▶ What to work on: Pull out all lines from the listing below in which the word "last" appears.

▶ Dataset excerpts:
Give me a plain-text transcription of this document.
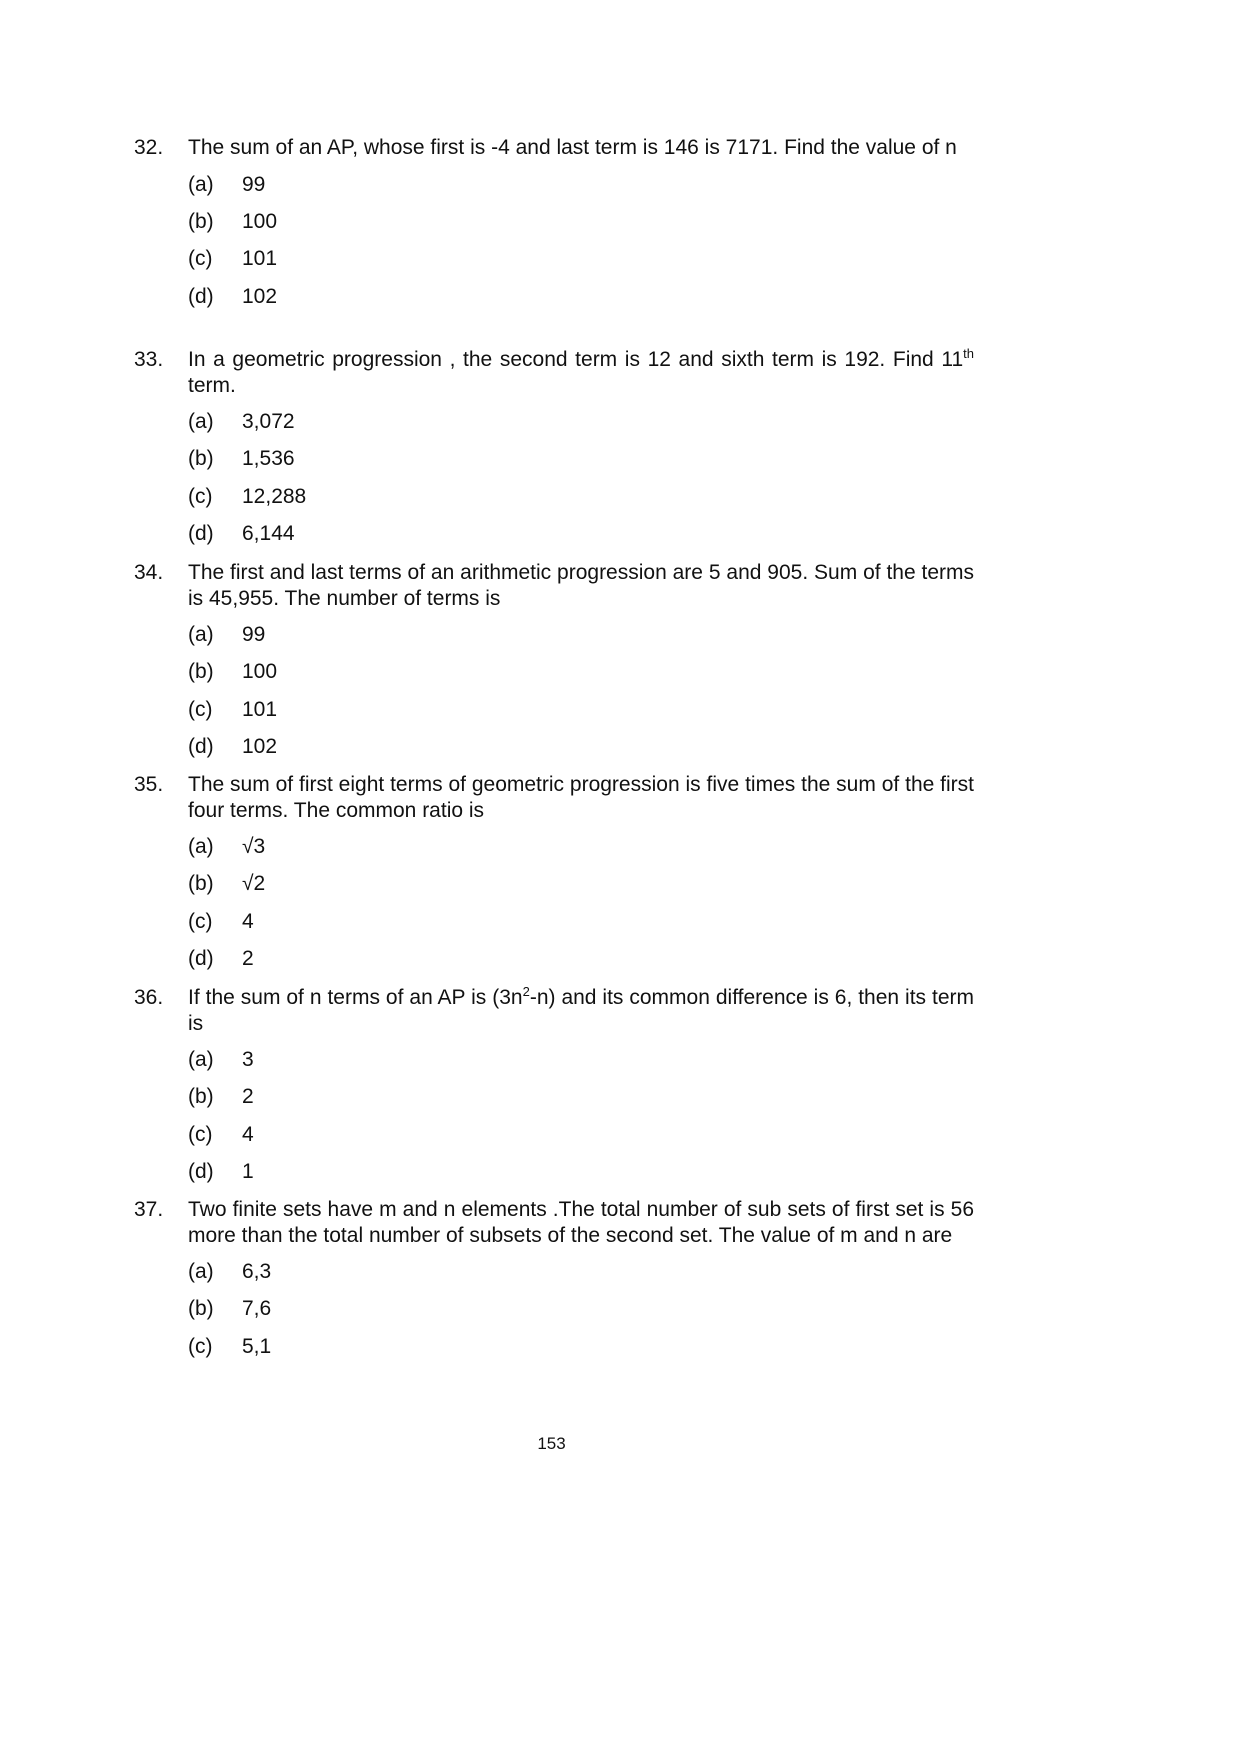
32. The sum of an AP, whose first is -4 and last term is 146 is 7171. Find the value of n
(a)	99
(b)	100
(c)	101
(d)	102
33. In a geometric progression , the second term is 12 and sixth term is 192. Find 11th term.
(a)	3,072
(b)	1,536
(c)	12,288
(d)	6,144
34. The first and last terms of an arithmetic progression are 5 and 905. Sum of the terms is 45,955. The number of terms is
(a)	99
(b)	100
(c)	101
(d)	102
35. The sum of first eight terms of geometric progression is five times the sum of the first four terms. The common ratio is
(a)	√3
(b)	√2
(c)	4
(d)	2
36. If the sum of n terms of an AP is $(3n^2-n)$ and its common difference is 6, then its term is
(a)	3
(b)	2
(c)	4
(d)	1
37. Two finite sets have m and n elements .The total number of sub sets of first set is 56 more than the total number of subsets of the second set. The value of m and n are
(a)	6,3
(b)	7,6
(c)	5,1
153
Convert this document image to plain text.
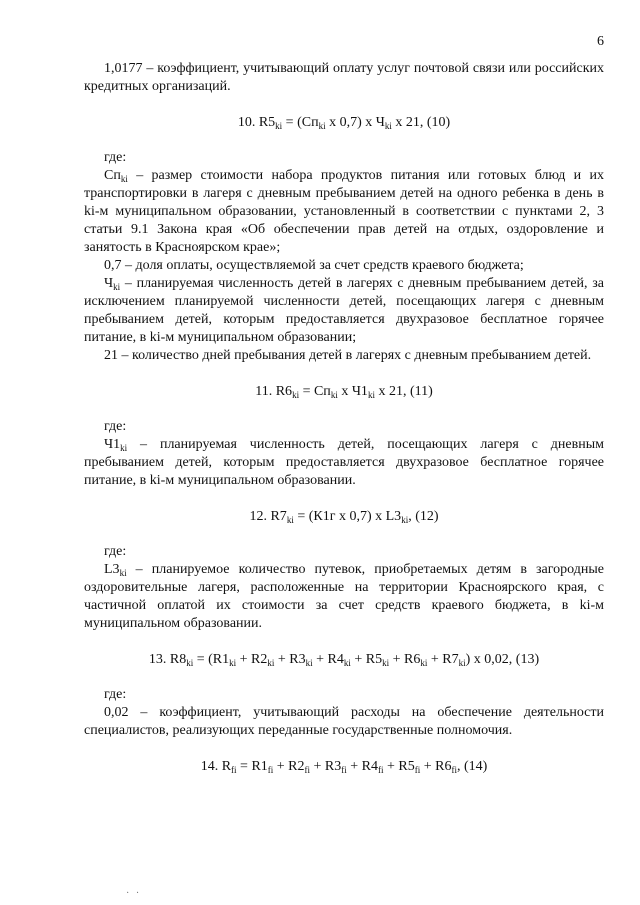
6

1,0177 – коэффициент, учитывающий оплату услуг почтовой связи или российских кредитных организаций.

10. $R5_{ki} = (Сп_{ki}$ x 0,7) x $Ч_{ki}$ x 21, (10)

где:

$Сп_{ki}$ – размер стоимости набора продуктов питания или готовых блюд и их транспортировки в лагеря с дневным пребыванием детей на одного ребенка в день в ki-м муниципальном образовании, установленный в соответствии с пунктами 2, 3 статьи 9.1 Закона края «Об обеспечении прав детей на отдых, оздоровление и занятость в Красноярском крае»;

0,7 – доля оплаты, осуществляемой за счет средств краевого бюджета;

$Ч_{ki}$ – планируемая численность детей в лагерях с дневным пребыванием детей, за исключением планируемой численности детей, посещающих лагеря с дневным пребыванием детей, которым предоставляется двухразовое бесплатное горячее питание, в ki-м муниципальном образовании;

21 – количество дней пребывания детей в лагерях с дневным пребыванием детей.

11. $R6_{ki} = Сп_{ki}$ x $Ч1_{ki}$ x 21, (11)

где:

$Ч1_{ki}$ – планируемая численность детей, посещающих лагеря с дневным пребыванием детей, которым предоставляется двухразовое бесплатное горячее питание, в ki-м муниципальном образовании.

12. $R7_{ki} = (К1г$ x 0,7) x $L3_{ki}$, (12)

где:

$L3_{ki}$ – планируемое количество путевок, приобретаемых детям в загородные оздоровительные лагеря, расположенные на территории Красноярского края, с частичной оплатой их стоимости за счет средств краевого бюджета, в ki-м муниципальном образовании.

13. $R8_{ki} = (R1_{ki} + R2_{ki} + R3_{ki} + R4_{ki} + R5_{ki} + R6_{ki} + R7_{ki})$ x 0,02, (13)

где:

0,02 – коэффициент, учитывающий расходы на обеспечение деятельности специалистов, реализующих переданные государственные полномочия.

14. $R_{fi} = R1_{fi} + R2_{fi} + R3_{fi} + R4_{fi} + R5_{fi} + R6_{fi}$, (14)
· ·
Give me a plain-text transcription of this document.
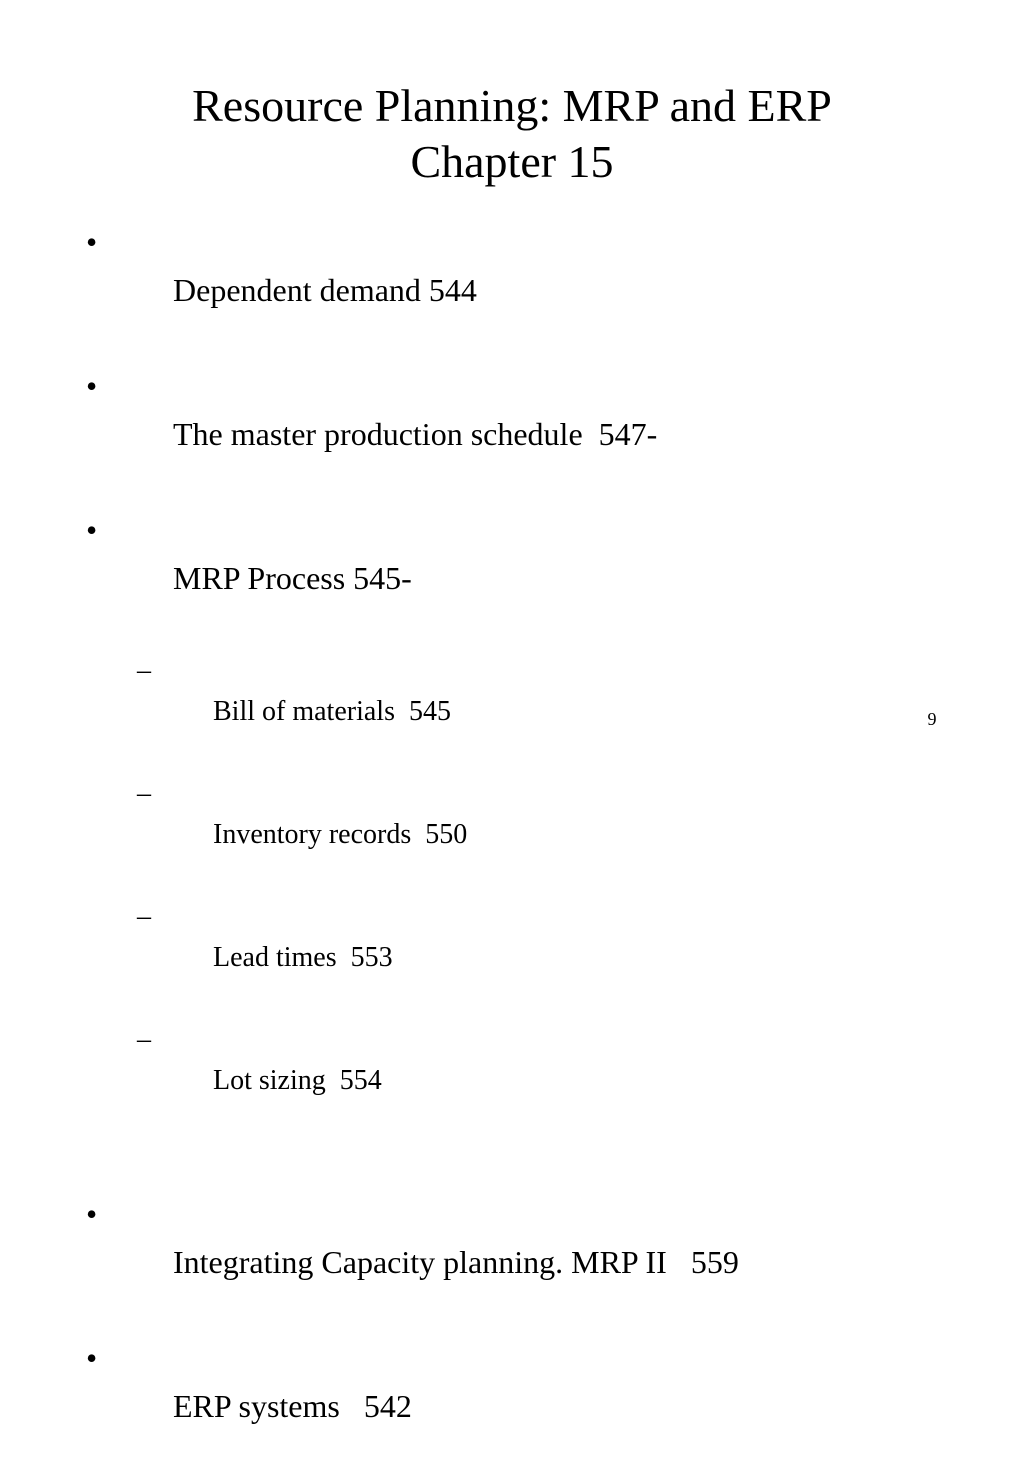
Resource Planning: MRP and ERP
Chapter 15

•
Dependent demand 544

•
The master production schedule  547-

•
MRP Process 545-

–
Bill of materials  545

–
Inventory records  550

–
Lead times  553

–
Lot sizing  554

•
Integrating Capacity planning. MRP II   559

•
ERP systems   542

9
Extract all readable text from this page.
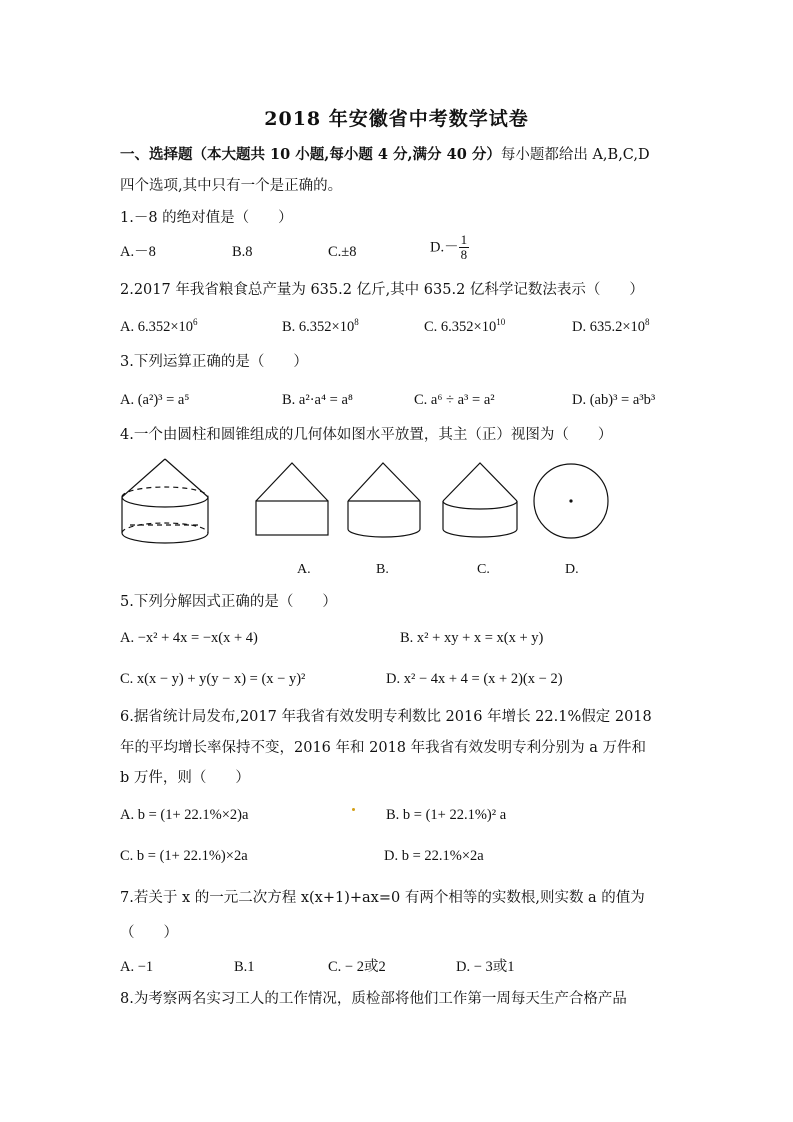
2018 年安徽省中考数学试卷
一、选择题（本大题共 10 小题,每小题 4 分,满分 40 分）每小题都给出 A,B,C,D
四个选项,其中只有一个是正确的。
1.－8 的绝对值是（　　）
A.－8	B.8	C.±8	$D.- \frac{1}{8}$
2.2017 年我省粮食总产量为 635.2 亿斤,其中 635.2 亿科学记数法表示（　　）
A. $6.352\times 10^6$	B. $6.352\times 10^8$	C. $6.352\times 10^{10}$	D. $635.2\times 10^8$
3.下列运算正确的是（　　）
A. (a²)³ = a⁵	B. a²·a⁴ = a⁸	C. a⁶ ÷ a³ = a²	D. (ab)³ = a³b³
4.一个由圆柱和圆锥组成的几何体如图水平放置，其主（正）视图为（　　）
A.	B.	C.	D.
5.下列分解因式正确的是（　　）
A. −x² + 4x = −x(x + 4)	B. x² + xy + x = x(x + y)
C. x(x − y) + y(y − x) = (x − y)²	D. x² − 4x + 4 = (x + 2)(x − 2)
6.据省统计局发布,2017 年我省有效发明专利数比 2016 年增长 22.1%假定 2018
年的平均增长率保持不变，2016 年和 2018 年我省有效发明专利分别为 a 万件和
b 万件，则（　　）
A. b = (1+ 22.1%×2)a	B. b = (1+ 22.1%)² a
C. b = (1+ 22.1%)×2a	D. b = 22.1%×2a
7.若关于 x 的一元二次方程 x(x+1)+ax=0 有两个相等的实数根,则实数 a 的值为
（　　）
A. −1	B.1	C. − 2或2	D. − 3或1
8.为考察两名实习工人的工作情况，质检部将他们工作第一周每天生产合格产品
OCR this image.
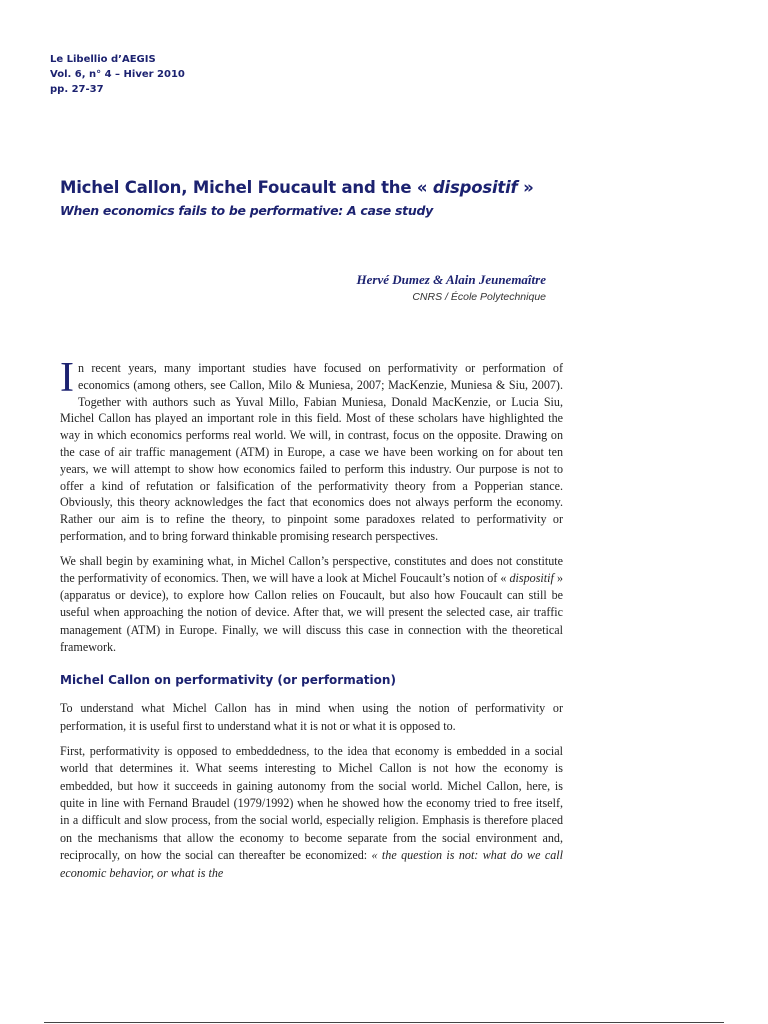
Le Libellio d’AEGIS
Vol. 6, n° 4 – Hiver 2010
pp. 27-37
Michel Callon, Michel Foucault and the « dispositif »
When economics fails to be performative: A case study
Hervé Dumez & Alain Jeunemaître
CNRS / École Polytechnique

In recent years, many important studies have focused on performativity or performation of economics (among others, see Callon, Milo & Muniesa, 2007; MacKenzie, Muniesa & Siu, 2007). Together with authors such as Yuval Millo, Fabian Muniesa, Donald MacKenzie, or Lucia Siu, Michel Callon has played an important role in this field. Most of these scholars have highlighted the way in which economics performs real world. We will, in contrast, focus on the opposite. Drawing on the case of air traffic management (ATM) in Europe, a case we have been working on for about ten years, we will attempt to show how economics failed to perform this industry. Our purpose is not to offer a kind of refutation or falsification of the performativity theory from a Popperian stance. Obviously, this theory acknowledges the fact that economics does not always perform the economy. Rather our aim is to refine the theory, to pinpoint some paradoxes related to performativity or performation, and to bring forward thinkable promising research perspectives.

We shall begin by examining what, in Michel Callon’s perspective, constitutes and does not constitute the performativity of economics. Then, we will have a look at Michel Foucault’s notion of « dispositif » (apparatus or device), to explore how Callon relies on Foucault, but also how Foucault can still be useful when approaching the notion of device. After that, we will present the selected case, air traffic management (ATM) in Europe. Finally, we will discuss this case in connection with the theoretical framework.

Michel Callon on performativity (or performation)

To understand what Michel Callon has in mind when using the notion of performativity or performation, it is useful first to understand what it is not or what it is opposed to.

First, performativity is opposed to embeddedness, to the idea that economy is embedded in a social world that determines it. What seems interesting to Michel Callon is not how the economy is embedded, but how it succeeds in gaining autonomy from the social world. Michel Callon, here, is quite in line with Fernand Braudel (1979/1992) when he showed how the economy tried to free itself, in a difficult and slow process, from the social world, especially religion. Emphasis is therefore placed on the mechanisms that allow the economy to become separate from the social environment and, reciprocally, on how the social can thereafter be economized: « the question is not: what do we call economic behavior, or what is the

▶ Written solution:
32. The sum of an AP, whose first is -4 and last term is 146 is 7171. Find the value of n
34. The first and last terms of an arithmetic progression are 5 and 905. Sum of the terms is 45,955. The number of terms is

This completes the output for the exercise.